* Problem details *
Copy out every line that contains the word "chevron".

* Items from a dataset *
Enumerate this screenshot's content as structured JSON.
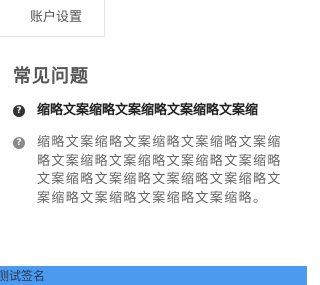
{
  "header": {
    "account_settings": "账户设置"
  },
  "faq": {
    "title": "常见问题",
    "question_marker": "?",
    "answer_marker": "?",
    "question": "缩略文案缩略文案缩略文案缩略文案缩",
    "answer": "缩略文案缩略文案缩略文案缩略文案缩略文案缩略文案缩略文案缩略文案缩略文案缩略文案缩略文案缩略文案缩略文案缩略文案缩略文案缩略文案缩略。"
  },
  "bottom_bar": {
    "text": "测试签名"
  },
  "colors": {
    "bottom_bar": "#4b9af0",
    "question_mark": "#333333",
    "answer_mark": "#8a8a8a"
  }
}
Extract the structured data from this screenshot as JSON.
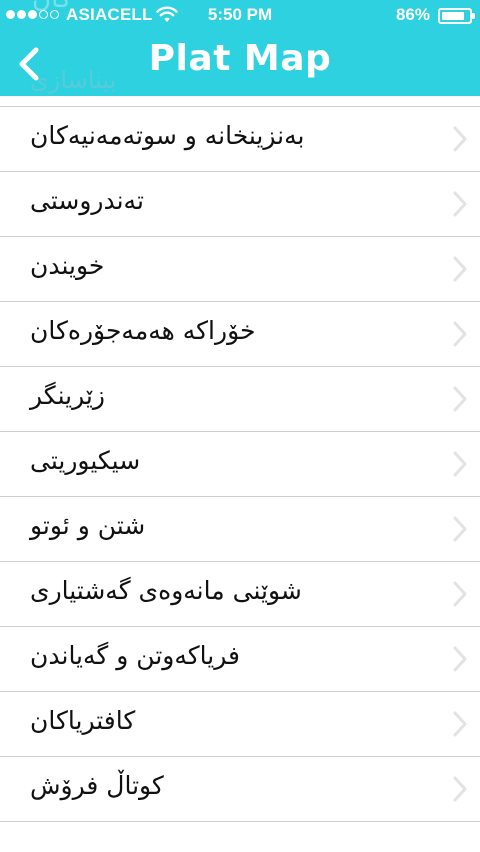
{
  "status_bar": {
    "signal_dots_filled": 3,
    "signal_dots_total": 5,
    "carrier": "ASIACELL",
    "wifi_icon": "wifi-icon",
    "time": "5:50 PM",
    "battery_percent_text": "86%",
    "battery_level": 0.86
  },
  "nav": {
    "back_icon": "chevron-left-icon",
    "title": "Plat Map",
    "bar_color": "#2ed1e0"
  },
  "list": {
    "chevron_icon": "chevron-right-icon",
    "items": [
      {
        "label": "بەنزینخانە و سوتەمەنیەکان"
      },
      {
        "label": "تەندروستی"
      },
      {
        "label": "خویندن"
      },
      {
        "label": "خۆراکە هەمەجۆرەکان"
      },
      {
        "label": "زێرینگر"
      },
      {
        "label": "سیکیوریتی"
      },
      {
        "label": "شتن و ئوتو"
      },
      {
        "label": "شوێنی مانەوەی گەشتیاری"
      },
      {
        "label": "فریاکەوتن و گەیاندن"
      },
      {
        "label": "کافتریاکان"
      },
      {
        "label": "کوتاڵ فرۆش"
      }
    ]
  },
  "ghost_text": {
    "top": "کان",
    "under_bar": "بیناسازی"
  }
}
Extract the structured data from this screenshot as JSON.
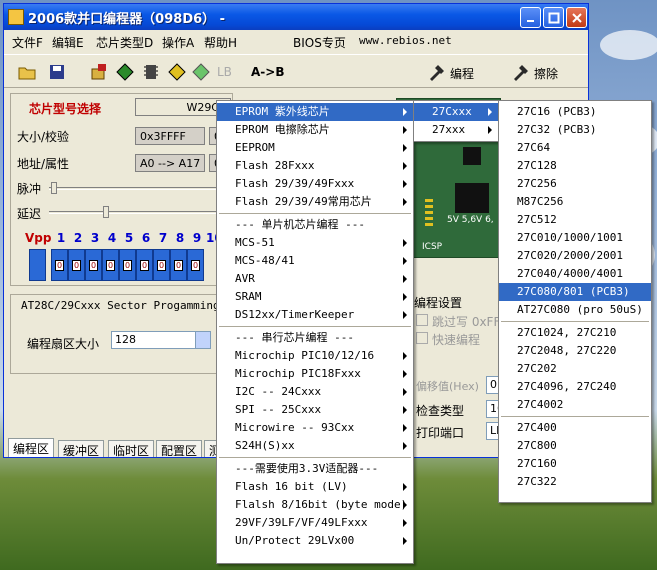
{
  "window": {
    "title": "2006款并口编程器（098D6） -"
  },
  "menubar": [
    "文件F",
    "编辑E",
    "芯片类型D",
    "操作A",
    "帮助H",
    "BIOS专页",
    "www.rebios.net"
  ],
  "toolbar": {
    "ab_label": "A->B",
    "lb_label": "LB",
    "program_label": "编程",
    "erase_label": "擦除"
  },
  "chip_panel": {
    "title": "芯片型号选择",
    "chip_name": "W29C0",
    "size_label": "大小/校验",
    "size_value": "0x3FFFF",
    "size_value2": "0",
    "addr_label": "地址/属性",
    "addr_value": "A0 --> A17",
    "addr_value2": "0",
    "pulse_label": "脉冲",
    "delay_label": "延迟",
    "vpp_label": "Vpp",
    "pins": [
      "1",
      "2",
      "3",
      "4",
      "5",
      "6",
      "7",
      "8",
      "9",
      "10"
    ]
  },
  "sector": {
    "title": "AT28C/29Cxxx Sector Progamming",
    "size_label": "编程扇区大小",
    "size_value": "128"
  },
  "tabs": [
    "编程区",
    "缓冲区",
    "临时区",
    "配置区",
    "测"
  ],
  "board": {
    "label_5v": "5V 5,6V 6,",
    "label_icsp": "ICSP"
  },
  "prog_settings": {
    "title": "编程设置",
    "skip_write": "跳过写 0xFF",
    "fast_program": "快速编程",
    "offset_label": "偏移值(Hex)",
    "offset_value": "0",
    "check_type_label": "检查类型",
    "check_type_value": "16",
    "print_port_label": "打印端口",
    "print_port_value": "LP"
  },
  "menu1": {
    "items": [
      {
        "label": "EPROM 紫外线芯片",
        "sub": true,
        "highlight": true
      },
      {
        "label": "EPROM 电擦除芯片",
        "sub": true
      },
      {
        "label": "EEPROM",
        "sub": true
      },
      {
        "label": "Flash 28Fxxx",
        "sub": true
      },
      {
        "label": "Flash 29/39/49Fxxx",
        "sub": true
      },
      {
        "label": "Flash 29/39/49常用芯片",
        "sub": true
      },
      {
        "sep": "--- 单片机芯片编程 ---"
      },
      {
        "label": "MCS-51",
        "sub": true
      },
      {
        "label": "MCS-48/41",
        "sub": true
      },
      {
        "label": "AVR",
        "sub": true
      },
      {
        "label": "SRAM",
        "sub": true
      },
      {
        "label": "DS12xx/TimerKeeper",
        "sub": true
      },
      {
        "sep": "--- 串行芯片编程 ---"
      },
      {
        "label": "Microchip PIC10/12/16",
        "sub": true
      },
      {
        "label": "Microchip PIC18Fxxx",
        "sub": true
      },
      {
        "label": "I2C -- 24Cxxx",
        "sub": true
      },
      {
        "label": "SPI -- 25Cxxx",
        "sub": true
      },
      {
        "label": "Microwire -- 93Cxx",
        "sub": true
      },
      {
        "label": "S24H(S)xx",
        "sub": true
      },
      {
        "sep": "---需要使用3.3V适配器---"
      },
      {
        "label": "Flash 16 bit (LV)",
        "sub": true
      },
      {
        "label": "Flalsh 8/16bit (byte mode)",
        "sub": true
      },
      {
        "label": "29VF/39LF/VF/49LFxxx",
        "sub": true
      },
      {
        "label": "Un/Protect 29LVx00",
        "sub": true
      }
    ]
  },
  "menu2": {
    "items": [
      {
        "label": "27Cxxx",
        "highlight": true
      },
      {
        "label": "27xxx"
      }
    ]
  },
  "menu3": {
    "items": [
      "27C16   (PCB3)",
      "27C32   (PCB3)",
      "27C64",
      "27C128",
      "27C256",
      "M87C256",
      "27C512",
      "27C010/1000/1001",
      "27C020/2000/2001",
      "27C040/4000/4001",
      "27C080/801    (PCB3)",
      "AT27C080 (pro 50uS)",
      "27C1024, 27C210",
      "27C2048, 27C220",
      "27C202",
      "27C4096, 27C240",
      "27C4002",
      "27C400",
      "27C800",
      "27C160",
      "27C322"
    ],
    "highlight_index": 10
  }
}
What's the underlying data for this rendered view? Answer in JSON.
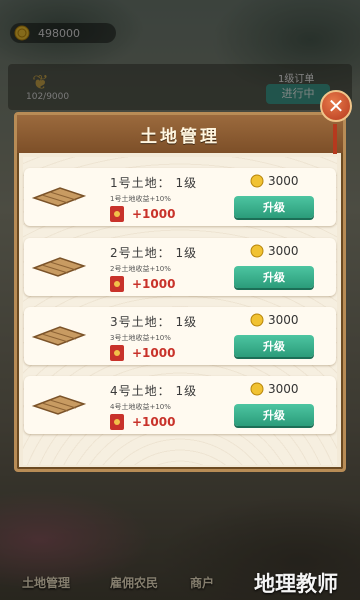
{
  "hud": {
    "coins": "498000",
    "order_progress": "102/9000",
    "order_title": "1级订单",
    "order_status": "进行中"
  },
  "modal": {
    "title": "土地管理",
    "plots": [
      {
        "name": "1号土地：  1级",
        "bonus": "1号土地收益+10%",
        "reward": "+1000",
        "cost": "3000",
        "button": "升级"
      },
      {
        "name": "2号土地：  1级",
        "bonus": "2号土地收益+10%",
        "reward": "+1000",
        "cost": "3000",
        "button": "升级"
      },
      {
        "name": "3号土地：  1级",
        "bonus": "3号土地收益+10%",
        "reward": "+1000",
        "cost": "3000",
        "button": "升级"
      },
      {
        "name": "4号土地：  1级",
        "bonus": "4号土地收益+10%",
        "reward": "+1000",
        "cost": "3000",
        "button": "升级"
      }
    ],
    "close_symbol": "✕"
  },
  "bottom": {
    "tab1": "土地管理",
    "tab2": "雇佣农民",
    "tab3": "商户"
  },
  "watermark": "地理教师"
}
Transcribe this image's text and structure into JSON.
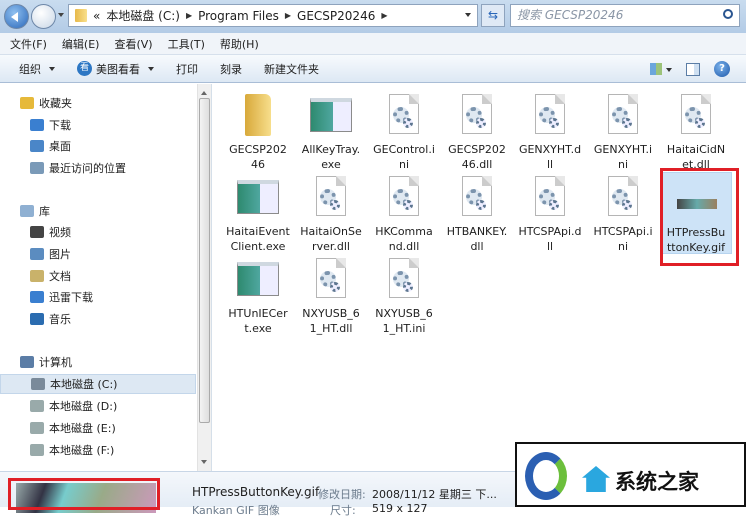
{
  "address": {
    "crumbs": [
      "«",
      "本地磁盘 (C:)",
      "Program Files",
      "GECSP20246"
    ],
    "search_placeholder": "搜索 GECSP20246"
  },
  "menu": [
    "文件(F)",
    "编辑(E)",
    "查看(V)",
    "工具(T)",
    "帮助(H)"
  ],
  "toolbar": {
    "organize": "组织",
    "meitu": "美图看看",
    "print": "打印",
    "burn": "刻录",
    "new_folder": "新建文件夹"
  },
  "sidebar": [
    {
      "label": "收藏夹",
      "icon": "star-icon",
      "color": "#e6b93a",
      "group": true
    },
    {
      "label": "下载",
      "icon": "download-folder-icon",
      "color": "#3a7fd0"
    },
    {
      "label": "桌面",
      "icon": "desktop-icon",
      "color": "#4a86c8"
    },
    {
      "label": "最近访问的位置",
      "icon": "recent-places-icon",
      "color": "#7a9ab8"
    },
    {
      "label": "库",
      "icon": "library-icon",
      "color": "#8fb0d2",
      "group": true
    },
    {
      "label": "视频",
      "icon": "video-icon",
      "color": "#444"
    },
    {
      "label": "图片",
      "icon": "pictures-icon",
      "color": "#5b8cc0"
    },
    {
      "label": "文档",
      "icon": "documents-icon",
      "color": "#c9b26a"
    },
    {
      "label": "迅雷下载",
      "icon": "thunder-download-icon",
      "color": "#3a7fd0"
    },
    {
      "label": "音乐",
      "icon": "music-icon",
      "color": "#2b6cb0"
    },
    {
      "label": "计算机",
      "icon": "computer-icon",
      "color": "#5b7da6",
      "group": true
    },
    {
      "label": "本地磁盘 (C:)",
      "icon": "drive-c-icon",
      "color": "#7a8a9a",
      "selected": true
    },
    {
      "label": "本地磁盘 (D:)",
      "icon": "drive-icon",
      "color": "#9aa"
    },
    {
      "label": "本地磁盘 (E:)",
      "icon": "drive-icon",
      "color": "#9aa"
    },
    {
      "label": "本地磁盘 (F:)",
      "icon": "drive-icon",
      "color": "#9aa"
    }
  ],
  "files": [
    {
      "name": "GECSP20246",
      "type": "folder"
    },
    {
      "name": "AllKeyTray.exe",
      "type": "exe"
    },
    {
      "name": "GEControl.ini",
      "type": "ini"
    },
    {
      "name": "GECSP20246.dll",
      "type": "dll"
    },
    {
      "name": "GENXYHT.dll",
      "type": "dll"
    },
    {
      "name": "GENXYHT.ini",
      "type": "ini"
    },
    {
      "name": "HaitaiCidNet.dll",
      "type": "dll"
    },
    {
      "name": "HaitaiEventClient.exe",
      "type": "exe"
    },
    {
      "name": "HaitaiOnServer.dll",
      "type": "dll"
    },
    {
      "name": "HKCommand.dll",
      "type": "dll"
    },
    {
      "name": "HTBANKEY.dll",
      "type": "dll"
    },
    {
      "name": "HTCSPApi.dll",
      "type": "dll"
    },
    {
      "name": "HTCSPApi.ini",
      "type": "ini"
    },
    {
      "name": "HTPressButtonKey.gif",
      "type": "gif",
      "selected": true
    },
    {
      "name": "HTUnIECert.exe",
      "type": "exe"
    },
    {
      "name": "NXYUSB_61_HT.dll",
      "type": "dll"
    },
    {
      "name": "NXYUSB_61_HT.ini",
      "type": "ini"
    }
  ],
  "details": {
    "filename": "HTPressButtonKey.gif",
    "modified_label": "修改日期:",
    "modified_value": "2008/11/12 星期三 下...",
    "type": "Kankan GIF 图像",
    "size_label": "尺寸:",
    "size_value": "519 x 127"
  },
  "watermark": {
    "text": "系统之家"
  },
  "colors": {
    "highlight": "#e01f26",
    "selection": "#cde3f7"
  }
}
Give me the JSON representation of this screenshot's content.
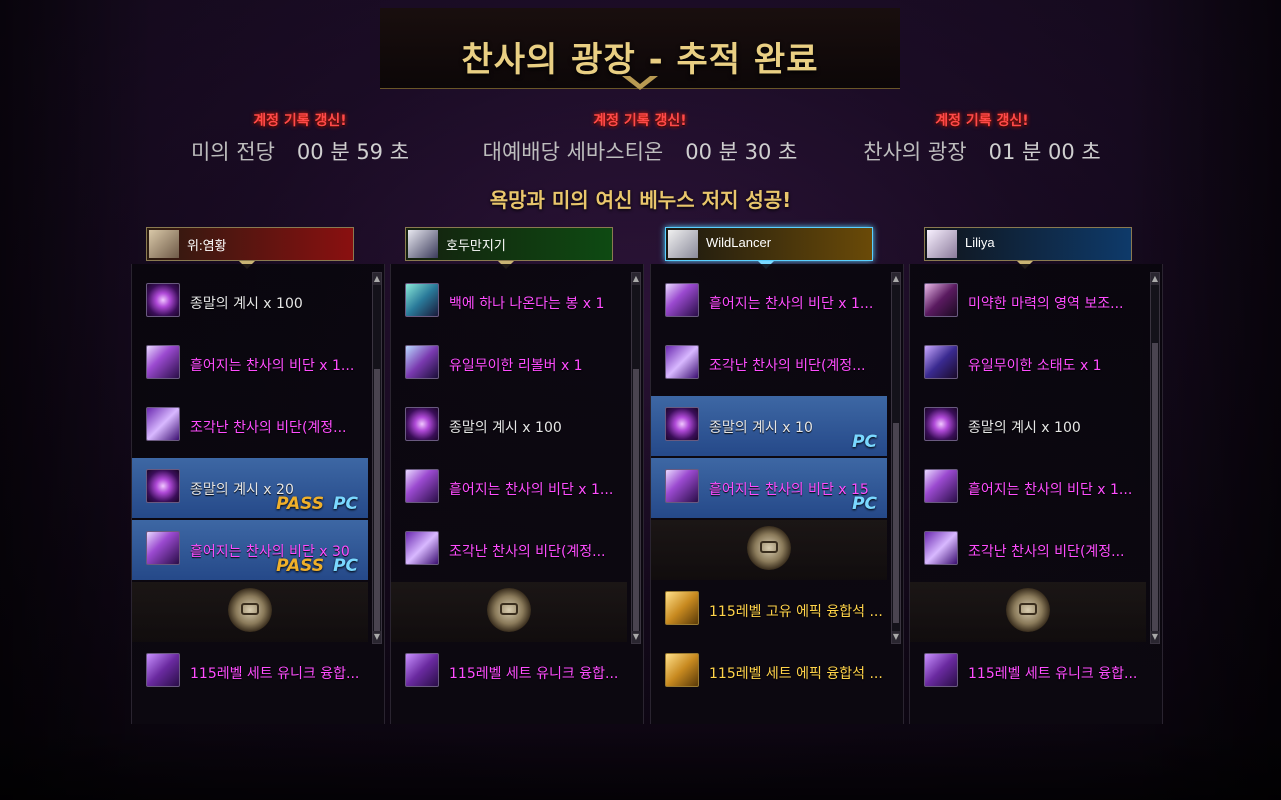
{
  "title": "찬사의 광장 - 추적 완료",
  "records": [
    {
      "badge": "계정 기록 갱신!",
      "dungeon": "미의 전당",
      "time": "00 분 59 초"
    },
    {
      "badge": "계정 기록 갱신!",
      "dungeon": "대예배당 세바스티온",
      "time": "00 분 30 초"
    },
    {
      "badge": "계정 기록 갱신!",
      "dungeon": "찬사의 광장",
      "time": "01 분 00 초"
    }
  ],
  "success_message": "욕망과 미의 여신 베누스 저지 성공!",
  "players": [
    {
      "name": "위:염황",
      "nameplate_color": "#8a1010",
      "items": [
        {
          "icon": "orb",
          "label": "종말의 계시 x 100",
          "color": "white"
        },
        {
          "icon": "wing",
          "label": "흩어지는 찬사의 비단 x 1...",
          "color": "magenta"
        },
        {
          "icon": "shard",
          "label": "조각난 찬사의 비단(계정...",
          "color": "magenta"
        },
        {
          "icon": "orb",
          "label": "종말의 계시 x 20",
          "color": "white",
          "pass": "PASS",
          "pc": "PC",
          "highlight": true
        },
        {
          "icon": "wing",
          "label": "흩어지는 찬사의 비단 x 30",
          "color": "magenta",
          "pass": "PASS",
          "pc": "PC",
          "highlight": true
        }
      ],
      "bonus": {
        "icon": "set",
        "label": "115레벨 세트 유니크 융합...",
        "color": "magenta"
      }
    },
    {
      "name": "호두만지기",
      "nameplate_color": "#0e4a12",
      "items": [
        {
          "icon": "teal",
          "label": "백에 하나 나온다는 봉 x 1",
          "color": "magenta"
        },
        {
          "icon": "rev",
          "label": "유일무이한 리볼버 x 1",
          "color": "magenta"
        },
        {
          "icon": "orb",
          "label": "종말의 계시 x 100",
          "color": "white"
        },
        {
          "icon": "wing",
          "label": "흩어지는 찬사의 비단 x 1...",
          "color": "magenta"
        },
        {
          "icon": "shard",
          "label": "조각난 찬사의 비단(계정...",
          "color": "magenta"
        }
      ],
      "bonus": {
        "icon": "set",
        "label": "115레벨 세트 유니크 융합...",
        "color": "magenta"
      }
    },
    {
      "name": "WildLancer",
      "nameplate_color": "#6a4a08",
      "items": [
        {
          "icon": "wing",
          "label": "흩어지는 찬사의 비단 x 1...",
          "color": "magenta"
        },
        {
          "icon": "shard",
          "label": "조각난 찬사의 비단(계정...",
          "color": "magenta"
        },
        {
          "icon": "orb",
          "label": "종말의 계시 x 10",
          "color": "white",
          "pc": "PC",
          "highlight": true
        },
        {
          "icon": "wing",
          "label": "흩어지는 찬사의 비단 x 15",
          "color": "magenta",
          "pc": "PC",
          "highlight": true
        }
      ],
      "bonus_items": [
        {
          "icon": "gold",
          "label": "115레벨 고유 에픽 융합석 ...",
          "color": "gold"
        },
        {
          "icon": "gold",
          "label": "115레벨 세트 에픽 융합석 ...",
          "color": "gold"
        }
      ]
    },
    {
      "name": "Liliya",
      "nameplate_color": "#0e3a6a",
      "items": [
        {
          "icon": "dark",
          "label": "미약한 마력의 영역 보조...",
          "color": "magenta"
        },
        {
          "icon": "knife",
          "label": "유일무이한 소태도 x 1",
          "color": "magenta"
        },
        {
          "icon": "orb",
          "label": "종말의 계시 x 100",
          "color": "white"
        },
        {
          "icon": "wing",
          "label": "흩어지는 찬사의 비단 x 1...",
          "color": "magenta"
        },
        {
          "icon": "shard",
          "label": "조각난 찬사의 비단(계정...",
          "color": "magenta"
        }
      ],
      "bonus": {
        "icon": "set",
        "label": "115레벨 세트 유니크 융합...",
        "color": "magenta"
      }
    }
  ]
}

* Exercise response *
    "back_icon": "chevron-left-icon",
    "chevron_icon": "chevron-right-icon",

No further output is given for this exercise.